Work instructions:
With the images removed, repeat the data below exactly.

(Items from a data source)
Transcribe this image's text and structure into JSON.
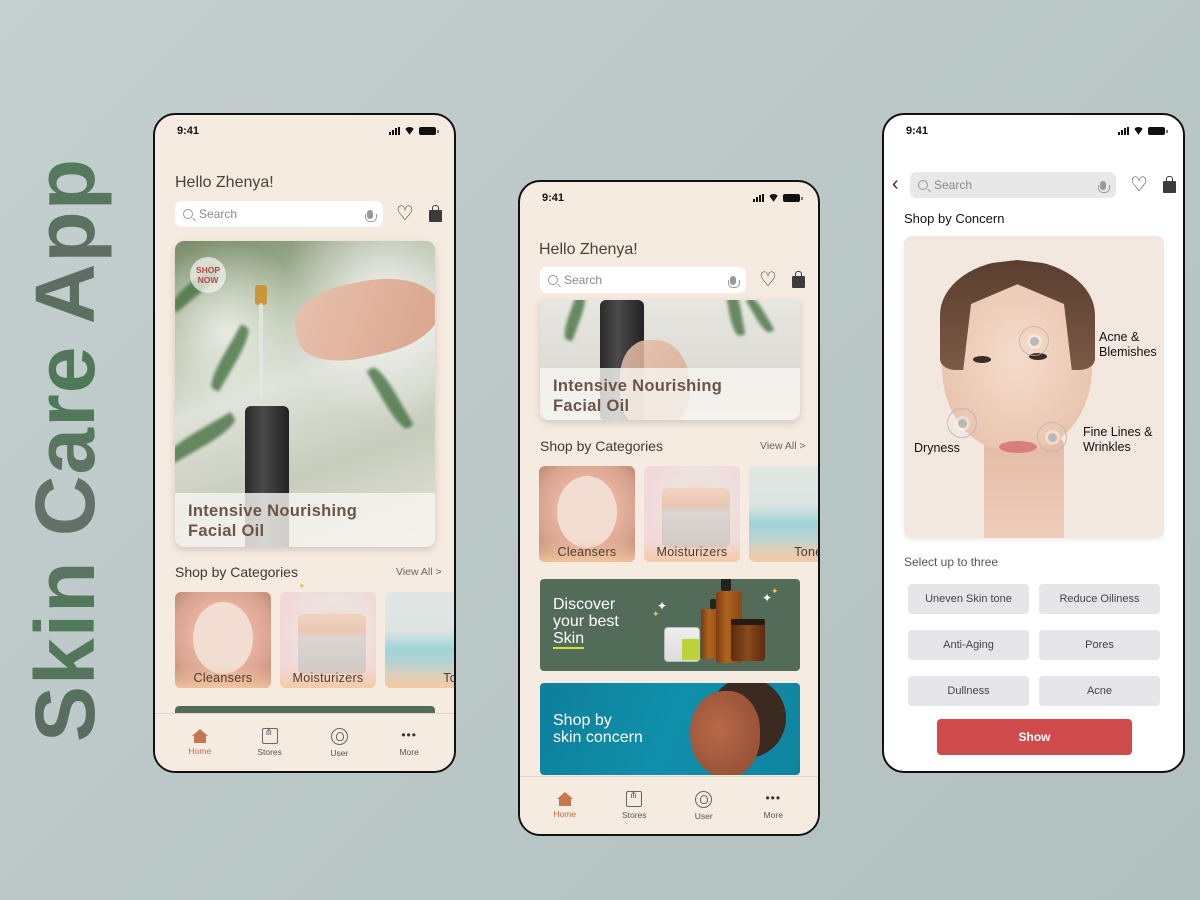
{
  "brand": {
    "title": "Skin Care App"
  },
  "status_bar": {
    "time": "9:41"
  },
  "home": {
    "greeting": "Hello Zhenya!",
    "search_placeholder": "Search",
    "hero": {
      "badge": "SHOP NOW",
      "title_line1": "Intensive Nourishing",
      "title_line2": "Facial Oil"
    },
    "categories_title": "Shop by Categories",
    "view_all": "View All >",
    "categories": [
      {
        "label": "Cleansers"
      },
      {
        "label": "Moisturizers"
      },
      {
        "label": "Toner"
      }
    ],
    "banners": {
      "discover": {
        "line1": "Discover",
        "line2": "your best",
        "line3": "Skin"
      },
      "concern": {
        "line1": "Shop by",
        "line2": "skin concern"
      }
    },
    "nav": [
      {
        "label": "Home",
        "icon": "home-icon",
        "active": true
      },
      {
        "label": "Stores",
        "icon": "stores-icon",
        "active": false
      },
      {
        "label": "User",
        "icon": "user-icon",
        "active": false
      },
      {
        "label": "More",
        "icon": "more-icon",
        "active": false
      }
    ]
  },
  "concern": {
    "search_placeholder": "Search",
    "title": "Shop by Concern",
    "hotspots": [
      {
        "label_line1": "Acne &",
        "label_line2": "Blemishes"
      },
      {
        "label_line1": "Dryness",
        "label_line2": ""
      },
      {
        "label_line1": "Fine Lines &",
        "label_line2": "Wrinkles"
      }
    ],
    "select_label": "Select up to three",
    "chips": [
      "Uneven Skin tone",
      "Reduce Oiliness",
      "Anti-Aging",
      "Pores",
      "Dullness",
      "Acne"
    ],
    "show_button": "Show"
  },
  "colors": {
    "background": "#bcc8c8",
    "screen_bg": "#f6ebe1",
    "accent_nav": "#c36e45",
    "banner_green": "#536b59",
    "banner_blue": "#0f88a3",
    "show_button": "#cf4a4a",
    "chip_bg": "#e6e6ea"
  }
}
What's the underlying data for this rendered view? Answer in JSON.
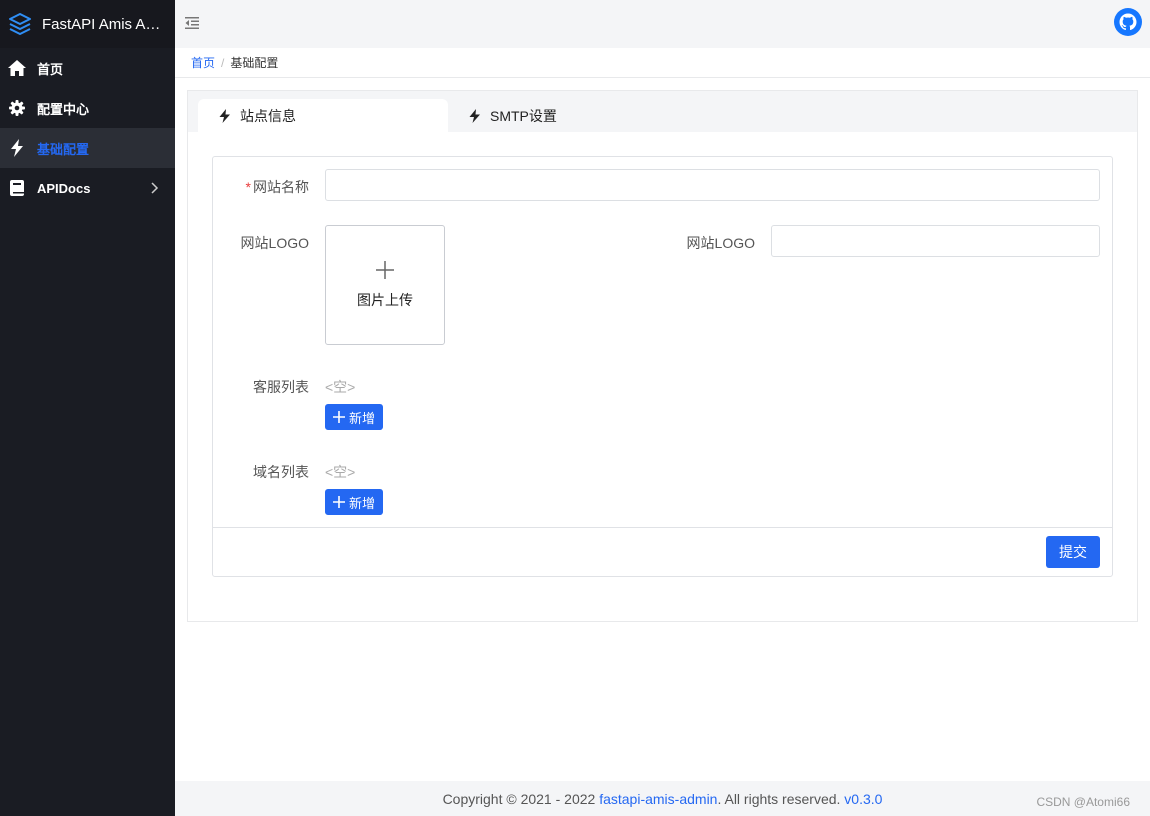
{
  "app": {
    "title": "FastAPI Amis Admin"
  },
  "sidebar": {
    "items": [
      {
        "label": "首页",
        "icon": "home-icon",
        "active": false
      },
      {
        "label": "配置中心",
        "icon": "gear-icon",
        "active": false
      },
      {
        "label": "基础配置",
        "icon": "bolt-icon",
        "active": true
      },
      {
        "label": "APIDocs",
        "icon": "book-icon",
        "active": false,
        "has_children": true
      }
    ]
  },
  "breadcrumb": {
    "home": "首页",
    "separator": "/",
    "current": "基础配置"
  },
  "tabs": [
    {
      "label": "站点信息",
      "icon": "bolt-icon",
      "active": true
    },
    {
      "label": "SMTP设置",
      "icon": "bolt-icon",
      "active": false
    }
  ],
  "form": {
    "site_name_label": "网站名称",
    "site_name_value": "",
    "site_logo_label": "网站LOGO",
    "upload_label": "图片上传",
    "site_logo_url_label": "网站LOGO",
    "site_logo_url_value": "",
    "service_list_label": "客服列表",
    "service_list_empty": "<空>",
    "domain_list_label": "域名列表",
    "domain_list_empty": "<空>",
    "add_label": "新增",
    "submit_label": "提交"
  },
  "footer": {
    "prefix": "Copyright © 2021 - 2022 ",
    "project": "fastapi-amis-admin",
    "suffix": ". All rights reserved. ",
    "version": "v0.3.0"
  },
  "watermark": "CSDN @Atomi66",
  "colors": {
    "accent": "#2468f2",
    "sidebar_bg": "#1a1c23",
    "required": "#e93b3b"
  }
}
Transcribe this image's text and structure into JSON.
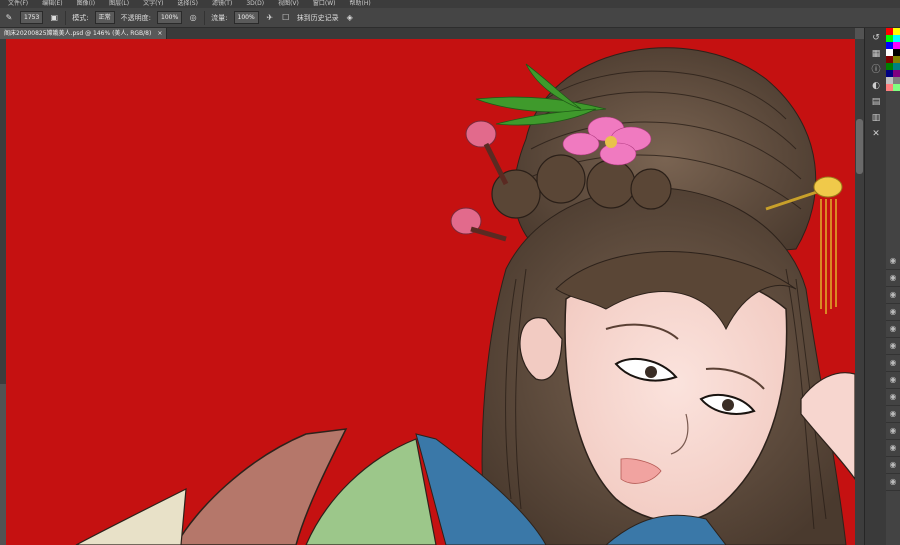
{
  "menu": [
    "文件(F)",
    "编辑(E)",
    "图像(I)",
    "图层(L)",
    "文字(Y)",
    "选择(S)",
    "滤镜(T)",
    "3D(D)",
    "视图(V)",
    "窗口(W)",
    "帮助(H)"
  ],
  "options": {
    "brush_size": "1753",
    "mode_label": "模式:",
    "mode_value": "正常",
    "opacity_label": "不透明度:",
    "opacity_value": "100%",
    "flow_label": "流量:",
    "flow_value": "100%",
    "history_label": "抹到历史记录"
  },
  "document": {
    "tab_title": "阁床20200825嫦娥美人.psd @ 146% (美人, RGB/8)",
    "close_glyph": "×"
  },
  "swatch_colors": [
    "#ff0000",
    "#ffff00",
    "#00ff00",
    "#00ffff",
    "#0000ff",
    "#ff00ff",
    "#ffffff",
    "#000000",
    "#800000",
    "#808000",
    "#008000",
    "#008080",
    "#000080",
    "#800080",
    "#c0c0c0",
    "#808080",
    "#ff8080",
    "#80ff80"
  ],
  "dock_icons": [
    "history-icon",
    "swatches-icon",
    "info-icon",
    "adjustments-icon",
    "layers-icon",
    "channels-icon",
    "paths-icon"
  ],
  "layer_eye_glyph": "◉",
  "layer_rows": 14
}
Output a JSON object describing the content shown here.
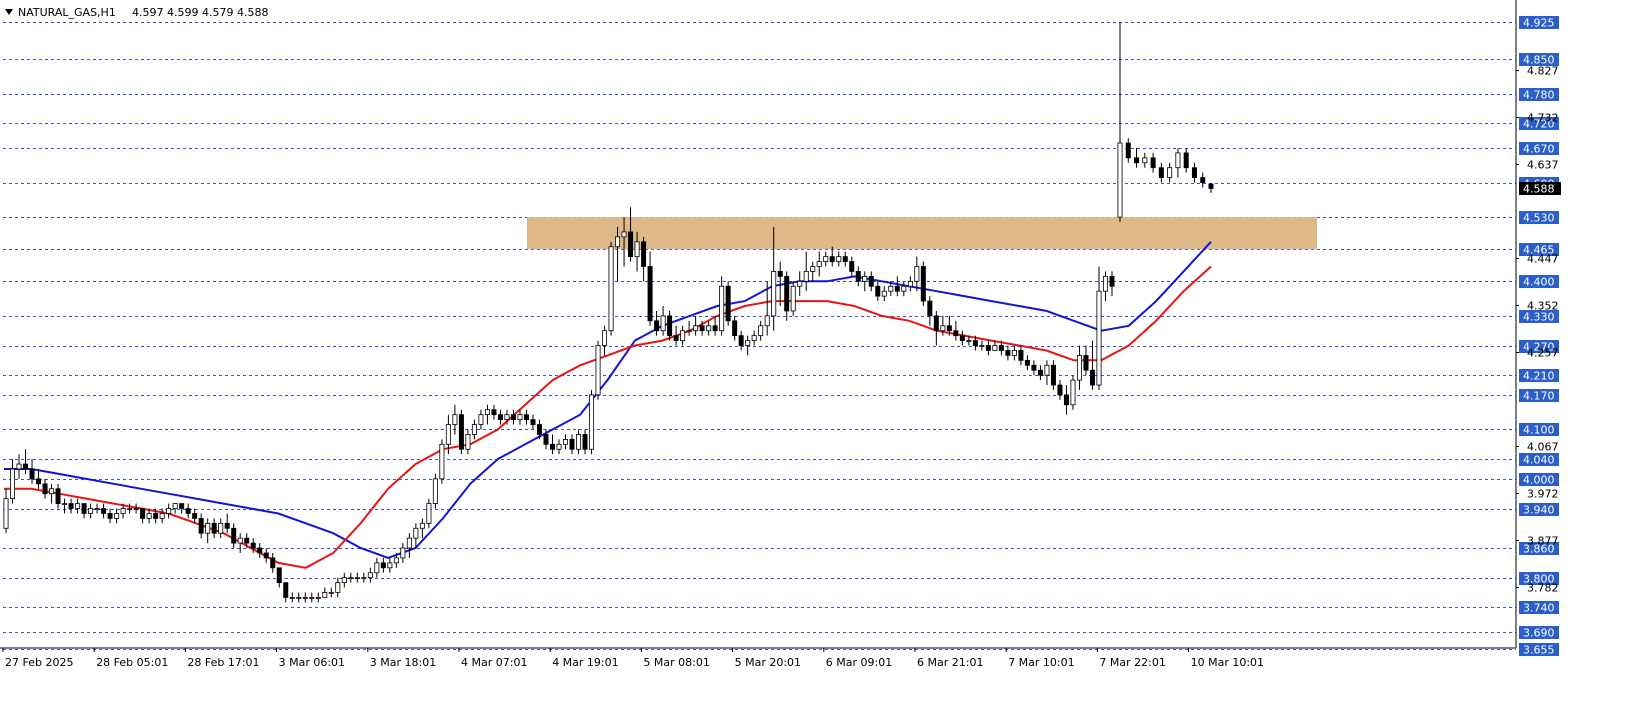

Exercise solution:
Transcribe this image's text and structure into JSON.
{
  "brand": {
    "title": "Skin Care App"
  },
  "status_bar": {
    "time": "9:41"
  },
  "home": {
    "greeting": "Hello Zhenya!",
    "search_placeholder": "Search",
    "hero": {
      "badge": "SHOP NOW",
      "title_line1": "Intensive Nourishing",
      "title_line2": "Facial Oil"
    },
    "categories_title": "Shop by Categories",
    "view_all": "View All >",
    "categories": [
      {
        "label": "Cleansers"
      },
      {
        "label": "Moisturizers"
      },
      {
        "label": "Toner"
      }
    ],
    "banners": {
      "discover": {
        "line1": "Discover",
        "line2": "your best",
        "line3": "Skin"
      },
      "concern": {
        "line1": "Shop by",
        "line2": "skin concern"
      }
    },
    "nav": [
      {
        "label": "Home",
        "icon": "home-icon",
        "active": true
      },
      {
        "label": "Stores",
        "icon": "stores-icon",
        "active": false
      },
      {
        "label": "User",
        "icon": "user-icon",
        "active": false
      },
      {
        "label": "More",
        "icon": "more-icon",
        "active": false
      }
    ]
  },
  "concern": {
    "search_placeholder": "Search",
    "title": "Shop by Concern",
    "hotspots": [
      {
        "label_line1": "Acne &",
        "label_line2": "Blemishes"
      },
      {
        "label_line1": "Dryness",
        "label_line2": ""
      },
      {
        "label_line1": "Fine Lines &",
        "label_line2": "Wrinkles"
      }
    ],
    "select_label": "Select up to three",
    "chips": [
      "Uneven Skin tone",
      "Reduce Oiliness",
      "Anti-Aging",
      "Pores",
      "Dullness",
      "Acne"
    ],
    "show_button": "Show"
  },
  "colors": {
    "background": "#bcc8c8",
    "screen_bg": "#f6ebe1",
    "accent_nav": "#c36e45",
    "banner_green": "#536b59",
    "banner_blue": "#0f88a3",
    "show_button": "#cf4a4a",
    "chip_bg": "#e6e6ea"
  }
}
What's the underlying data for this rendered view? Answer in JSON.
{
  "app": {
    "title": "FastAPI Amis Admin"
  },
  "sidebar": {
    "items": [
      {
        "label": "首页",
        "icon": "home-icon",
        "active": false
      },
      {
        "label": "配置中心",
        "icon": "gear-icon",
        "active": false
      },
      {
        "label": "基础配置",
        "icon": "bolt-icon",
        "active": true
      },
      {
        "label": "APIDocs",
        "icon": "book-icon",
        "active": false,
        "has_children": true
      }
    ]
  },
  "breadcrumb": {
    "home": "首页",
    "separator": "/",
    "current": "基础配置"
  },
  "tabs": [
    {
      "label": "站点信息",
      "icon": "bolt-icon",
      "active": true
    },
    {
      "label": "SMTP设置",
      "icon": "bolt-icon",
      "active": false
    }
  ],
  "form": {
    "site_name_label": "网站名称",
    "site_name_value": "",
    "site_logo_label": "网站LOGO",
    "upload_label": "图片上传",
    "site_logo_url_label": "网站LOGO",
    "site_logo_url_value": "",
    "service_list_label": "客服列表",
    "service_list_empty": "<空>",
    "domain_list_label": "域名列表",
    "domain_list_empty": "<空>",
    "add_label": "新增",
    "submit_label": "提交"
  },
  "footer": {
    "prefix": "Copyright © 2021 - 2022 ",
    "project": "fastapi-amis-admin",
    "suffix": ". All rights reserved. ",
    "version": "v0.3.0"
  },
  "watermark": "CSDN @Atomi66",
  "colors": {
    "accent": "#2468f2",
    "sidebar_bg": "#1a1c23",
    "required": "#e93b3b"
  }
}
Transcribe this image's text and structure into JSON.
{
  "menu": [
    "文件(F)",
    "编辑(E)",
    "图像(I)",
    "图层(L)",
    "文字(Y)",
    "选择(S)",
    "滤镜(T)",
    "3D(D)",
    "视图(V)",
    "窗口(W)",
    "帮助(H)"
  ],
  "options": {
    "brush_size": "1753",
    "mode_label": "模式:",
    "mode_value": "正常",
    "opacity_label": "不透明度:",
    "opacity_value": "100%",
    "flow_label": "流量:",
    "flow_value": "100%",
    "history_label": "抹到历史记录"
  },
  "document": {
    "tab_title": "阁床20200825嫦娥美人.psd @ 146% (美人, RGB/8)",
    "close_glyph": "×"
  },
  "swatch_colors": [
    "#ff0000",
    "#ffff00",
    "#00ff00",
    "#00ffff",
    "#0000ff",
    "#ff00ff",
    "#ffffff",
    "#000000",
    "#800000",
    "#808000",
    "#008000",
    "#008080",
    "#000080",
    "#800080",
    "#c0c0c0",
    "#808080",
    "#ff8080",
    "#80ff80"
  ],
  "dock_icons": [
    "history-icon",
    "swatches-icon",
    "info-icon",
    "adjustments-icon",
    "layers-icon",
    "channels-icon",
    "paths-icon"
  ],
  "layer_eye_glyph": "◉",
  "layer_rows": 14
}
Output a JSON object describing the content shown here.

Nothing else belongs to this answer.